### GIVEN EXERCISE:
Copy the data below exactly.

### GIVEN RECORDS:
..............................

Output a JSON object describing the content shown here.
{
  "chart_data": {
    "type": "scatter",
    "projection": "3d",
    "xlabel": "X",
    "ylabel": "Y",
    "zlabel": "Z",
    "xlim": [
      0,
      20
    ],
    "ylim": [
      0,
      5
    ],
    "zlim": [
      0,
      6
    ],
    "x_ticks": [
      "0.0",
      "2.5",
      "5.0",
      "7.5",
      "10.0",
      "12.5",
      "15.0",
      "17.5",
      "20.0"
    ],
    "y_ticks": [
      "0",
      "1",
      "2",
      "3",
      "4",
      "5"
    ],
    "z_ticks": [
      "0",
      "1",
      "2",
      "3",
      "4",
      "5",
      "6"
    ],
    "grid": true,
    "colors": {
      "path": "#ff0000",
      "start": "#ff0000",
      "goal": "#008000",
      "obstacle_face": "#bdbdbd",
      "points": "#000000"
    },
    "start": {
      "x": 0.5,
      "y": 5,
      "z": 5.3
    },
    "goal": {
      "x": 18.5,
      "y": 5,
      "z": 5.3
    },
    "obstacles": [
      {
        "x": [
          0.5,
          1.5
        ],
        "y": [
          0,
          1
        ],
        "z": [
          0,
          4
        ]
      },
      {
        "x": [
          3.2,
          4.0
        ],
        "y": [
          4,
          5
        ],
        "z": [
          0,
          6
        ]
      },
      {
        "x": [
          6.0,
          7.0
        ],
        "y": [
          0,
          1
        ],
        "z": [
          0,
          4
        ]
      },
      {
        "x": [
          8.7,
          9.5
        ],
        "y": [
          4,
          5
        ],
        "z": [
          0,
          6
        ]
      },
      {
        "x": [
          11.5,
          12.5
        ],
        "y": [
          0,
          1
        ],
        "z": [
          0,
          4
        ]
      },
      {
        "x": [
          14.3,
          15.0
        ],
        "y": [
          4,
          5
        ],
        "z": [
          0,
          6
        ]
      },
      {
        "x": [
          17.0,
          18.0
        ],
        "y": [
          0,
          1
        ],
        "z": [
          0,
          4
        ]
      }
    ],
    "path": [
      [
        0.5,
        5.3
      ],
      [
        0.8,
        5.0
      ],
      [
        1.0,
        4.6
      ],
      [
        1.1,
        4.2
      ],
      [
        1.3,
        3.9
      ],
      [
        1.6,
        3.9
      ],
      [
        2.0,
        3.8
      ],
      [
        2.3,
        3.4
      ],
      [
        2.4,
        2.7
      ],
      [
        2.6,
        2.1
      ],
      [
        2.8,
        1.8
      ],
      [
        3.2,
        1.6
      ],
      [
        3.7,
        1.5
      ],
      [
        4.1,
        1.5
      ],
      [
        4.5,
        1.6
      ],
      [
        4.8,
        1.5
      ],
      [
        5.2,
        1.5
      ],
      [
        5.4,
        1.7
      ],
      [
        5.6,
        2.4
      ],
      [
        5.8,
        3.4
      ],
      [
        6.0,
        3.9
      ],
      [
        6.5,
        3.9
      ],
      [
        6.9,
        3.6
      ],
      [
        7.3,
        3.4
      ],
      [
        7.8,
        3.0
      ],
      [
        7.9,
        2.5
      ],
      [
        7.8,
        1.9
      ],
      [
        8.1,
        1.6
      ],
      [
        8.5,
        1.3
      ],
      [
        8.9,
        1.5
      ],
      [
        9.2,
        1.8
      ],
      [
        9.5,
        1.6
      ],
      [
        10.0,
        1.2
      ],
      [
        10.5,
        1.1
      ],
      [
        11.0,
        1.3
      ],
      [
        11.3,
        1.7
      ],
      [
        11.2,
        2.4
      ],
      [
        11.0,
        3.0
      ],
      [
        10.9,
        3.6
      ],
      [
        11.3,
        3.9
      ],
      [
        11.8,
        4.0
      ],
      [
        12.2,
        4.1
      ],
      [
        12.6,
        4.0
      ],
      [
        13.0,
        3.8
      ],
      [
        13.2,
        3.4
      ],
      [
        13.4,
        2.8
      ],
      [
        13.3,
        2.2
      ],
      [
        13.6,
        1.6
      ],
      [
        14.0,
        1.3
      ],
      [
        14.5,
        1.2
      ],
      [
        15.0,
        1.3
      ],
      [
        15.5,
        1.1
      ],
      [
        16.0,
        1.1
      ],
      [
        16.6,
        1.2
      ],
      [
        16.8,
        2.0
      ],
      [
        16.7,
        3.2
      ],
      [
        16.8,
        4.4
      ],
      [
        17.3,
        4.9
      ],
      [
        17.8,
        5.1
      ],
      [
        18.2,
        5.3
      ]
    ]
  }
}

..............................

### OUTPUT OF THE TASK:
Output a JSON object describing the content shown here.
{
  "chart_data": {
    "type": "scatter",
    "projection": "3d",
    "xlabel": "X",
    "ylabel": "Y",
    "zlabel": "Z",
    "xlim": [
      0,
      20
    ],
    "ylim": [
      0,
      5
    ],
    "zlim": [
      0,
      6
    ],
    "x_ticks": [
      "0.0",
      "2.5",
      "5.0",
      "7.5",
      "10.0",
      "12.5",
      "15.0",
      "17.5",
      "20.0"
    ],
    "y_ticks": [
      "0",
      "1",
      "2",
      "3",
      "4",
      "5"
    ],
    "z_ticks": [
      "0",
      "1",
      "2",
      "3",
      "4",
      "5",
      "6"
    ],
    "grid": true,
    "colors": {
      "path": "#ff0000",
      "start": "#ff0000",
      "goal": "#008000",
      "obstacle_face": "#bdbdbd",
      "points": "#000000"
    },
    "start": {
      "x": 0.5,
      "y": 5,
      "z": 5.3
    },
    "goal": {
      "x": 18.5,
      "y": 5,
      "z": 5.3
    },
    "obstacles": [
      {
        "x": [
          0.5,
          1.5
        ],
        "y": [
          0,
          1
        ],
        "z": [
          0,
          4
        ]
      },
      {
        "x": [
          3.2,
          4.0
        ],
        "y": [
          4,
          5
        ],
        "z": [
          0,
          6
        ]
      },
      {
        "x": [
          6.0,
          7.0
        ],
        "y": [
          0,
          1
        ],
        "z": [
          0,
          4
        ]
      },
      {
        "x": [
          8.7,
          9.5
        ],
        "y": [
          4,
          5
        ],
        "z": [
          0,
          6
        ]
      },
      {
        "x": [
          11.5,
          12.5
        ],
        "y": [
          0,
          1
        ],
        "z": [
          0,
          4
        ]
      },
      {
        "x": [
          14.3,
          15.0
        ],
        "y": [
          4,
          5
        ],
        "z": [
          0,
          6
        ]
      },
      {
        "x": [
          17.0,
          18.0
        ],
        "y": [
          0,
          1
        ],
        "z": [
          0,
          4
        ]
      }
    ],
    "path": [
      [
        0.5,
        5.3
      ],
      [
        0.8,
        5.0
      ],
      [
        1.0,
        4.6
      ],
      [
        1.1,
        4.2
      ],
      [
        1.3,
        3.9
      ],
      [
        1.6,
        3.9
      ],
      [
        2.0,
        3.8
      ],
      [
        2.3,
        3.4
      ],
      [
        2.4,
        2.7
      ],
      [
        2.6,
        2.1
      ],
      [
        2.8,
        1.8
      ],
      [
        3.2,
        1.6
      ],
      [
        3.7,
        1.5
      ],
      [
        4.1,
        1.5
      ],
      [
        4.5,
        1.6
      ],
      [
        4.8,
        1.5
      ],
      [
        5.2,
        1.5
      ],
      [
        5.4,
        1.7
      ],
      [
        5.6,
        2.4
      ],
      [
        5.8,
        3.4
      ],
      [
        6.0,
        3.9
      ],
      [
        6.5,
        3.9
      ],
      [
        6.9,
        3.6
      ],
      [
        7.3,
        3.4
      ],
      [
        7.8,
        3.0
      ],
      [
        7.9,
        2.5
      ],
      [
        7.8,
        1.9
      ],
      [
        8.1,
        1.6
      ],
      [
        8.5,
        1.3
      ],
      [
        8.9,
        1.5
      ],
      [
        9.2,
        1.8
      ],
      [
        9.5,
        1.6
      ],
      [
        10.0,
        1.2
      ],
      [
        10.5,
        1.1
      ],
      [
        11.0,
        1.3
      ],
      [
        11.3,
        1.7
      ],
      [
        11.2,
        2.4
      ],
      [
        11.0,
        3.0
      ],
      [
        10.9,
        3.6
      ],
      [
        11.3,
        3.9
      ],
      [
        11.8,
        4.0
      ],
      [
        12.2,
        4.1
      ],
      [
        12.6,
        4.0
      ],
      [
        13.0,
        3.8
      ],
      [
        13.2,
        3.4
      ],
      [
        13.4,
        2.8
      ],
      [
        13.3,
        2.2
      ],
      [
        13.6,
        1.6
      ],
      [
        14.0,
        1.3
      ],
      [
        14.5,
        1.2
      ],
      [
        15.0,
        1.3
      ],
      [
        15.5,
        1.1
      ],
      [
        16.0,
        1.1
      ],
      [
        16.6,
        1.2
      ],
      [
        16.8,
        2.0
      ],
      [
        16.7,
        3.2
      ],
      [
        16.8,
        4.4
      ],
      [
        17.3,
        4.9
      ],
      [
        17.8,
        5.1
      ],
      [
        18.2,
        5.3
      ]
    ]
  }
}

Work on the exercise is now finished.